In this exercise, return the whole listing exactly, excluding any images.
──────── Data shown ────────
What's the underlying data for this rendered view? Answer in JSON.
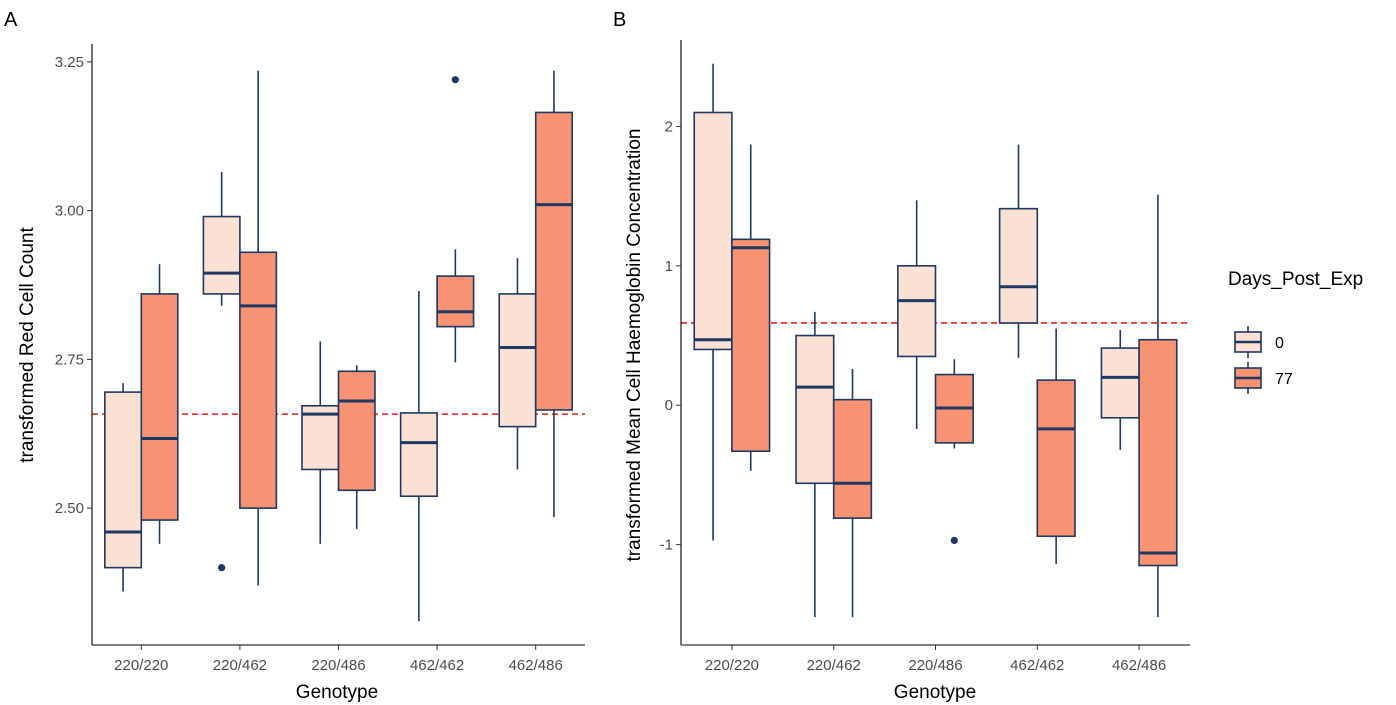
{
  "colors": {
    "box_outline": "#1f3864",
    "fill_day0": "#fbe0d4",
    "fill_day77": "#f79272",
    "reference_line": "#e31a1c",
    "axis": "#000000"
  },
  "legend": {
    "title": "Days_Post_Exp",
    "entries": [
      {
        "label": "0",
        "key": "fill_day0"
      },
      {
        "label": "77",
        "key": "fill_day77"
      }
    ]
  },
  "chart_data": [
    {
      "type": "boxplot",
      "panel_label": "A",
      "xlabel": "Genotype",
      "ylabel": "transformed Red Cell Count",
      "categories": [
        "220/220",
        "220/462",
        "220/486",
        "462/462",
        "462/486"
      ],
      "ylim": [
        2.27,
        3.28
      ],
      "yticks": [
        2.5,
        2.75,
        3.0,
        3.25
      ],
      "ytick_labels": [
        "2.50",
        "2.75",
        "3.00",
        "3.25"
      ],
      "reference_line": 2.658,
      "series": [
        {
          "name": "0",
          "boxes": [
            {
              "whisker_low": 2.36,
              "q1": 2.4,
              "median": 2.46,
              "q3": 2.695,
              "whisker_high": 2.71,
              "outliers": []
            },
            {
              "whisker_low": 2.84,
              "q1": 2.86,
              "median": 2.895,
              "q3": 2.99,
              "whisker_high": 3.065,
              "outliers": [
                2.4
              ]
            },
            {
              "whisker_low": 2.44,
              "q1": 2.565,
              "median": 2.658,
              "q3": 2.672,
              "whisker_high": 2.78,
              "outliers": []
            },
            {
              "whisker_low": 2.31,
              "q1": 2.52,
              "median": 2.61,
              "q3": 2.66,
              "whisker_high": 2.865,
              "outliers": []
            },
            {
              "whisker_low": 2.565,
              "q1": 2.637,
              "median": 2.77,
              "q3": 2.86,
              "whisker_high": 2.92,
              "outliers": []
            }
          ]
        },
        {
          "name": "77",
          "boxes": [
            {
              "whisker_low": 2.44,
              "q1": 2.48,
              "median": 2.617,
              "q3": 2.86,
              "whisker_high": 2.91,
              "outliers": []
            },
            {
              "whisker_low": 2.37,
              "q1": 2.5,
              "median": 2.84,
              "q3": 2.93,
              "whisker_high": 3.235,
              "outliers": []
            },
            {
              "whisker_low": 2.465,
              "q1": 2.53,
              "median": 2.68,
              "q3": 2.73,
              "whisker_high": 2.74,
              "outliers": []
            },
            {
              "whisker_low": 2.745,
              "q1": 2.805,
              "median": 2.83,
              "q3": 2.89,
              "whisker_high": 2.935,
              "outliers": [
                3.22
              ]
            },
            {
              "whisker_low": 2.485,
              "q1": 2.665,
              "median": 3.01,
              "q3": 3.165,
              "whisker_high": 3.235,
              "outliers": []
            }
          ]
        }
      ]
    },
    {
      "type": "boxplot",
      "panel_label": "B",
      "xlabel": "Genotype",
      "ylabel": "transformed Mean Cell Haemoglobin Concentration",
      "categories": [
        "220/220",
        "220/462",
        "220/486",
        "462/462",
        "462/486"
      ],
      "ylim": [
        -1.72,
        2.62
      ],
      "yticks": [
        -1,
        0,
        1,
        2
      ],
      "ytick_labels": [
        "-1",
        "0",
        "1",
        "2"
      ],
      "reference_line": 0.59,
      "series": [
        {
          "name": "0",
          "boxes": [
            {
              "whisker_low": -0.97,
              "q1": 0.4,
              "median": 0.47,
              "q3": 2.1,
              "whisker_high": 2.45,
              "outliers": []
            },
            {
              "whisker_low": -1.52,
              "q1": -0.56,
              "median": 0.13,
              "q3": 0.5,
              "whisker_high": 0.67,
              "outliers": []
            },
            {
              "whisker_low": -0.17,
              "q1": 0.35,
              "median": 0.75,
              "q3": 1.0,
              "whisker_high": 1.47,
              "outliers": []
            },
            {
              "whisker_low": 0.34,
              "q1": 0.59,
              "median": 0.85,
              "q3": 1.41,
              "whisker_high": 1.87,
              "outliers": []
            },
            {
              "whisker_low": -0.32,
              "q1": -0.09,
              "median": 0.2,
              "q3": 0.41,
              "whisker_high": 0.54,
              "outliers": []
            }
          ]
        },
        {
          "name": "77",
          "boxes": [
            {
              "whisker_low": -0.47,
              "q1": -0.33,
              "median": 1.13,
              "q3": 1.19,
              "whisker_high": 1.87,
              "outliers": []
            },
            {
              "whisker_low": -1.52,
              "q1": -0.81,
              "median": -0.56,
              "q3": 0.04,
              "whisker_high": 0.26,
              "outliers": []
            },
            {
              "whisker_low": -0.31,
              "q1": -0.27,
              "median": -0.02,
              "q3": 0.22,
              "whisker_high": 0.33,
              "outliers": [
                -0.97
              ]
            },
            {
              "whisker_low": -1.14,
              "q1": -0.94,
              "median": -0.17,
              "q3": 0.18,
              "whisker_high": 0.55,
              "outliers": []
            },
            {
              "whisker_low": -1.52,
              "q1": -1.15,
              "median": -1.06,
              "q3": 0.47,
              "whisker_high": 1.51,
              "outliers": []
            }
          ]
        }
      ]
    }
  ]
}
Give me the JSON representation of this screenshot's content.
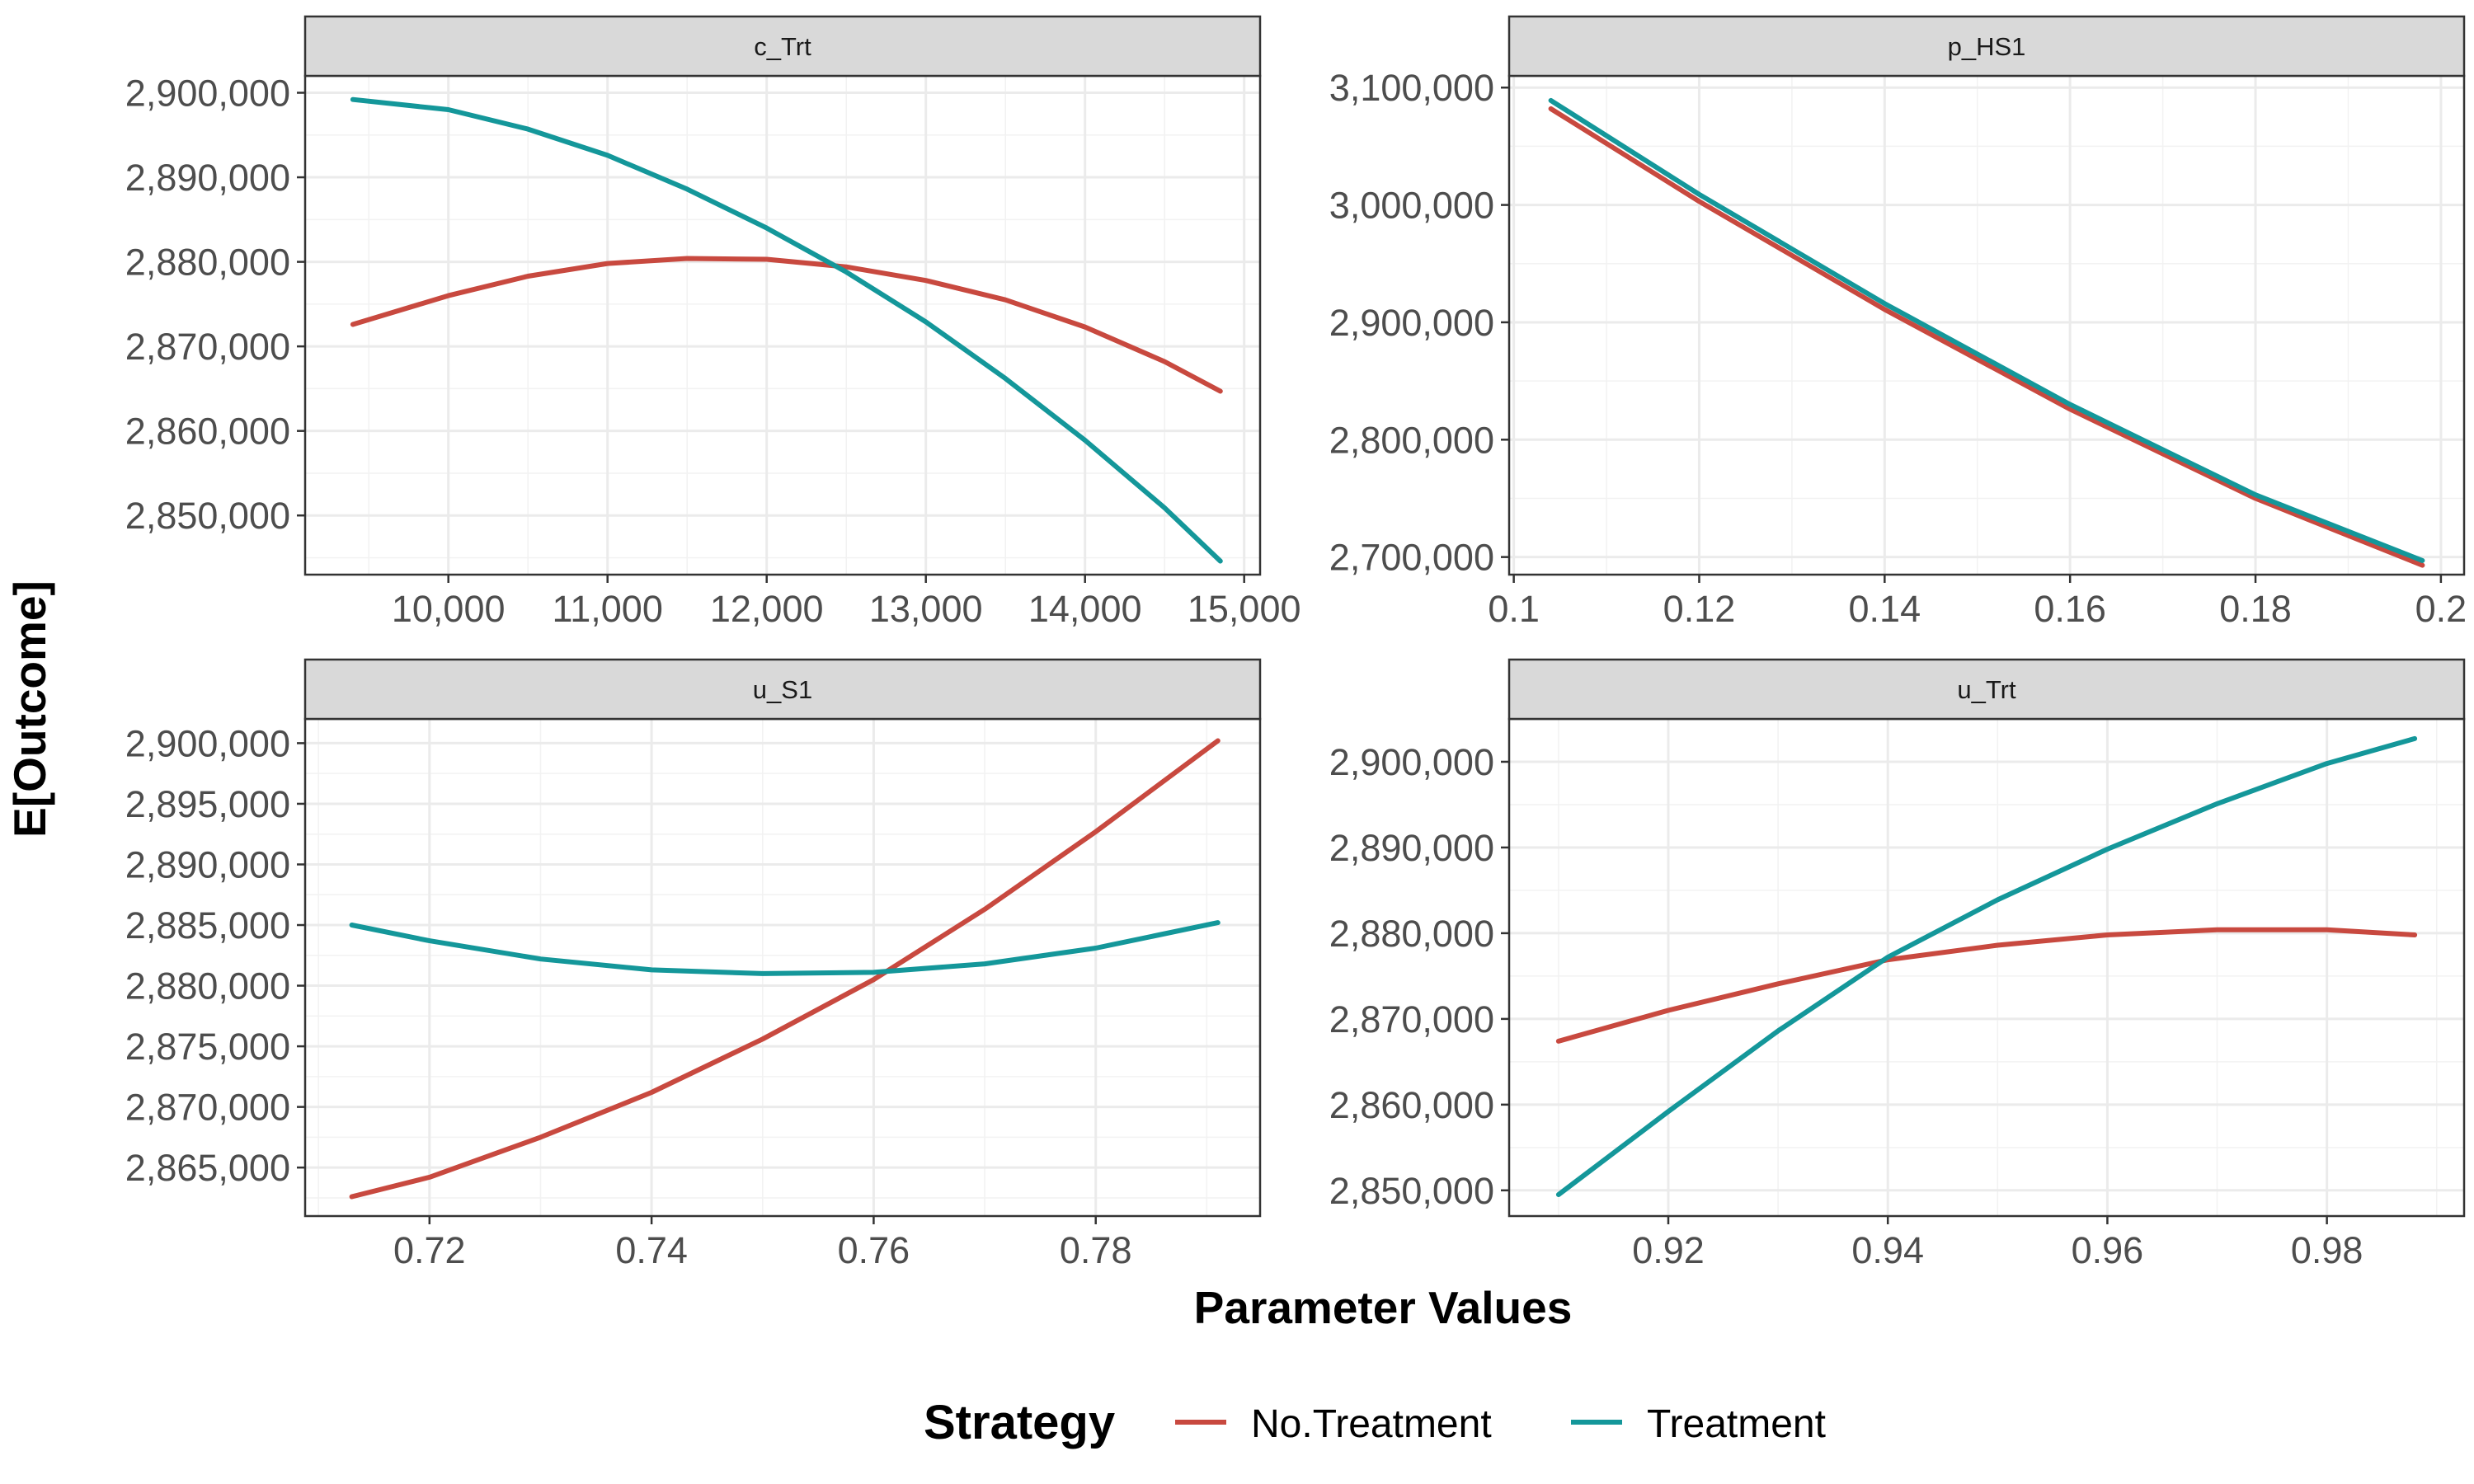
────────
#### [Result]
What's the underlying data for this rendered view? Answer in JSON.
{
  "colors": {
    "box_outline": "#1f3864",
    "fill_day0": "#fbe0d4",
    "fill_day77": "#f79272",
    "reference_line": "#e31a1c",
    "axis": "#000000"
  },
  "legend": {
    "title": "Days_Post_Exp",
    "entries": [
      {
        "label": "0",
        "key": "fill_day0"
      },
      {
        "label": "77",
        "key": "fill_day77"
      }
    ]
  },
  "chart_data": [
    {
      "type": "boxplot",
      "panel_label": "A",
      "xlabel": "Genotype",
      "ylabel": "transformed Red Cell Count",
      "categories": [
        "220/220",
        "220/462",
        "220/486",
        "462/462",
        "462/486"
      ],
      "ylim": [
        2.27,
        3.28
      ],
      "yticks": [
        2.5,
        2.75,
        3.0,
        3.25
      ],
      "ytick_labels": [
        "2.50",
        "2.75",
        "3.00",
        "3.25"
      ],
      "reference_line": 2.658,
      "series": [
        {
          "name": "0",
          "boxes": [
            {
              "whisker_low": 2.36,
              "q1": 2.4,
              "median": 2.46,
              "q3": 2.695,
              "whisker_high": 2.71,
              "outliers": []
            },
            {
              "whisker_low": 2.84,
              "q1": 2.86,
              "median": 2.895,
              "q3": 2.99,
              "whisker_high": 3.065,
              "outliers": [
                2.4
              ]
            },
            {
              "whisker_low": 2.44,
              "q1": 2.565,
              "median": 2.658,
              "q3": 2.672,
              "whisker_high": 2.78,
              "outliers": []
            },
            {
              "whisker_low": 2.31,
              "q1": 2.52,
              "median": 2.61,
              "q3": 2.66,
              "whisker_high": 2.865,
              "outliers": []
            },
            {
              "whisker_low": 2.565,
              "q1": 2.637,
              "median": 2.77,
              "q3": 2.86,
              "whisker_high": 2.92,
              "outliers": []
            }
          ]
        },
        {
          "name": "77",
          "boxes": [
            {
              "whisker_low": 2.44,
              "q1": 2.48,
              "median": 2.617,
              "q3": 2.86,
              "whisker_high": 2.91,
              "outliers": []
            },
            {
              "whisker_low": 2.37,
              "q1": 2.5,
              "median": 2.84,
              "q3": 2.93,
              "whisker_high": 3.235,
              "outliers": []
            },
            {
              "whisker_low": 2.465,
              "q1": 2.53,
              "median": 2.68,
              "q3": 2.73,
              "whisker_high": 2.74,
              "outliers": []
            },
            {
              "whisker_low": 2.745,
              "q1": 2.805,
              "median": 2.83,
              "q3": 2.89,
              "whisker_high": 2.935,
              "outliers": [
                3.22
              ]
            },
            {
              "whisker_low": 2.485,
              "q1": 2.665,
              "median": 3.01,
              "q3": 3.165,
              "whisker_high": 3.235,
              "outliers": []
            }
          ]
        }
      ]
    },
    {
      "type": "boxplot",
      "panel_label": "B",
      "xlabel": "Genotype",
      "ylabel": "transformed Mean Cell Haemoglobin Concentration",
      "categories": [
        "220/220",
        "220/462",
        "220/486",
        "462/462",
        "462/486"
      ],
      "ylim": [
        -1.72,
        2.62
      ],
      "yticks": [
        -1,
        0,
        1,
        2
      ],
      "ytick_labels": [
        "-1",
        "0",
        "1",
        "2"
      ],
      "reference_line": 0.59,
      "series": [
        {
          "name": "0",
          "boxes": [
            {
              "whisker_low": -0.97,
              "q1": 0.4,
              "median": 0.47,
              "q3": 2.1,
              "whisker_high": 2.45,
              "outliers": []
            },
            {
              "whisker_low": -1.52,
              "q1": -0.56,
              "median": 0.13,
              "q3": 0.5,
              "whisker_high": 0.67,
              "outliers": []
            },
            {
              "whisker_low": -0.17,
              "q1": 0.35,
              "median": 0.75,
              "q3": 1.0,
              "whisker_high": 1.47,
              "outliers": []
            },
            {
              "whisker_low": 0.34,
              "q1": 0.59,
              "median": 0.85,
              "q3": 1.41,
              "whisker_high": 1.87,
              "outliers": []
            },
            {
              "whisker_low": -0.32,
              "q1": -0.09,
              "median": 0.2,
              "q3": 0.41,
              "whisker_high": 0.54,
              "outliers": []
            }
          ]
        },
        {
          "name": "77",
          "boxes": [
            {
              "whisker_low": -0.47,
              "q1": -0.33,
              "median": 1.13,
              "q3": 1.19,
              "whisker_high": 1.87,
              "outliers": []
            },
            {
              "whisker_low": -1.52,
              "q1": -0.81,
              "median": -0.56,
              "q3": 0.04,
              "whisker_high": 0.26,
              "outliers": []
            },
            {
              "whisker_low": -0.31,
              "q1": -0.27,
              "median": -0.02,
              "q3": 0.22,
              "whisker_high": 0.33,
              "outliers": [
                -0.97
              ]
            },
            {
              "whisker_low": -1.14,
              "q1": -0.94,
              "median": -0.17,
              "q3": 0.18,
              "whisker_high": 0.55,
              "outliers": []
            },
            {
              "whisker_low": -1.52,
              "q1": -1.15,
              "median": -1.06,
              "q3": 0.47,
              "whisker_high": 1.51,
              "outliers": []
            }
          ]
        }
      ]
    }
  ]
}
Give me the JSON representation of this screenshot's content.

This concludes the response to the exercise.